::: Dataset records
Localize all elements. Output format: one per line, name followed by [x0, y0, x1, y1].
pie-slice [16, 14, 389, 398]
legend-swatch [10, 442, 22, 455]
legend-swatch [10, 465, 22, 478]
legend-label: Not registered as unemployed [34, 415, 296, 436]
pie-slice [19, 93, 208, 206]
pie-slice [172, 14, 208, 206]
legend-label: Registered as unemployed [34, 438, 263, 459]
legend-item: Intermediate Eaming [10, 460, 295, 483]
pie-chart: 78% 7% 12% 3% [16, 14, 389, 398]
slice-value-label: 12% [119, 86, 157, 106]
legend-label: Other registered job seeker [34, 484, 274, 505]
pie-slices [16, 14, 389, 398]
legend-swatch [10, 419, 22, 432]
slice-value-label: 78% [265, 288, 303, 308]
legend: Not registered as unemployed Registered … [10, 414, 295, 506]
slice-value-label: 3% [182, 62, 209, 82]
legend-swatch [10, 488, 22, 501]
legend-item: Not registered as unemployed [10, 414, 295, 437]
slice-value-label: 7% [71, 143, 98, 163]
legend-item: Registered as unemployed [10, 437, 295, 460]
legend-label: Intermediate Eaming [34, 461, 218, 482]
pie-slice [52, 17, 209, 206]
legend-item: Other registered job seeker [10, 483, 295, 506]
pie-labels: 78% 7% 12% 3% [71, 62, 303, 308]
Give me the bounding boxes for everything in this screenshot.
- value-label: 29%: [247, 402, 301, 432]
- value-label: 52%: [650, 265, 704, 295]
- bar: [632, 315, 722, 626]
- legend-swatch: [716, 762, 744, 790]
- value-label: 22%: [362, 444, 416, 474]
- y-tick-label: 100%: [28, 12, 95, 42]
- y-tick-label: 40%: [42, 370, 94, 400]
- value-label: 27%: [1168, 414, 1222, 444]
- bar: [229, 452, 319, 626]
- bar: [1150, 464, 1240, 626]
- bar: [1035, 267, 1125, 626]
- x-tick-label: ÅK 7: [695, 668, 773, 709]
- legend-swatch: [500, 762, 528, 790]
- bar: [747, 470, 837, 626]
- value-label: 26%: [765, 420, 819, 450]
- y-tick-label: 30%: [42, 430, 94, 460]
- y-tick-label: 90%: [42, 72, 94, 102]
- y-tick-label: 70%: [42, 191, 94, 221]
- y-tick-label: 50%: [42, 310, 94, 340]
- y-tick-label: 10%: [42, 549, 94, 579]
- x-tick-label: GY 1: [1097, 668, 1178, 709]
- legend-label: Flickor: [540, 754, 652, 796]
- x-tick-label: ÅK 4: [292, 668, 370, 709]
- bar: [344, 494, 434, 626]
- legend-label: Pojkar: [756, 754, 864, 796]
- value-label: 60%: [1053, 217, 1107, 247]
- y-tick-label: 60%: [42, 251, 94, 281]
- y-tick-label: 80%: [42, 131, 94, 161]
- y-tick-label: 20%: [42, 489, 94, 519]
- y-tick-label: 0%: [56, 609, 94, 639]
::::::
Task directions: Copy every line of the records above word for word, keeping each character, bracket, and number unchanged.

Finished exercise:
Localize all elements. Output format: one per line, name followed by [x0, y0, x1, y1].
pie-slice [16, 14, 389, 398]
legend-swatch [10, 442, 22, 455]
legend-swatch [10, 465, 22, 478]
legend-label: Not registered as unemployed [34, 415, 296, 436]
pie-slice [19, 93, 208, 206]
pie-slice [172, 14, 208, 206]
legend-label: Registered as unemployed [34, 438, 263, 459]
legend-item: Intermediate Eaming [10, 460, 295, 483]
pie-chart: 78% 7% 12% 3% [16, 14, 389, 398]
slice-value-label: 12% [119, 86, 157, 106]
legend-label: Other registered job seeker [34, 484, 274, 505]
pie-slices [16, 14, 389, 398]
legend-swatch [10, 419, 22, 432]
slice-value-label: 78% [265, 288, 303, 308]
legend: Not registered as unemployed Registered … [10, 414, 295, 506]
slice-value-label: 3% [182, 62, 209, 82]
legend-swatch [10, 488, 22, 501]
legend-item: Not registered as unemployed [10, 414, 295, 437]
slice-value-label: 7% [71, 143, 98, 163]
legend-item: Registered as unemployed [10, 437, 295, 460]
legend-label: Intermediate Eaming [34, 461, 218, 482]
pie-slice [52, 17, 209, 206]
legend-item: Other registered job seeker [10, 483, 295, 506]
pie-labels: 78% 7% 12% 3% [71, 62, 303, 308]
Give me the bounding boxes for everything in this screenshot.
- value-label: 29%: [247, 402, 301, 432]
- value-label: 52%: [650, 265, 704, 295]
- bar: [632, 315, 722, 626]
- legend-swatch: [716, 762, 744, 790]
- value-label: 22%: [362, 444, 416, 474]
- y-tick-label: 100%: [28, 12, 95, 42]
- y-tick-label: 40%: [42, 370, 94, 400]
- value-label: 27%: [1168, 414, 1222, 444]
- bar: [229, 452, 319, 626]
- bar: [1150, 464, 1240, 626]
- bar: [1035, 267, 1125, 626]
- x-tick-label: ÅK 7: [695, 668, 773, 709]
- legend-swatch: [500, 762, 528, 790]
- bar: [747, 470, 837, 626]
- value-label: 26%: [765, 420, 819, 450]
- y-tick-label: 30%: [42, 430, 94, 460]
- y-tick-label: 90%: [42, 72, 94, 102]
- y-tick-label: 70%: [42, 191, 94, 221]
- y-tick-label: 50%: [42, 310, 94, 340]
- y-tick-label: 10%: [42, 549, 94, 579]
- x-tick-label: GY 1: [1097, 668, 1178, 709]
- legend-label: Flickor: [540, 754, 652, 796]
- x-tick-label: ÅK 4: [292, 668, 370, 709]
- bar: [344, 494, 434, 626]
- legend-label: Pojkar: [756, 754, 864, 796]
- value-label: 60%: [1053, 217, 1107, 247]
- y-tick-label: 60%: [42, 251, 94, 281]
- y-tick-label: 80%: [42, 131, 94, 161]
- y-tick-label: 20%: [42, 489, 94, 519]
- y-tick-label: 0%: [56, 609, 94, 639]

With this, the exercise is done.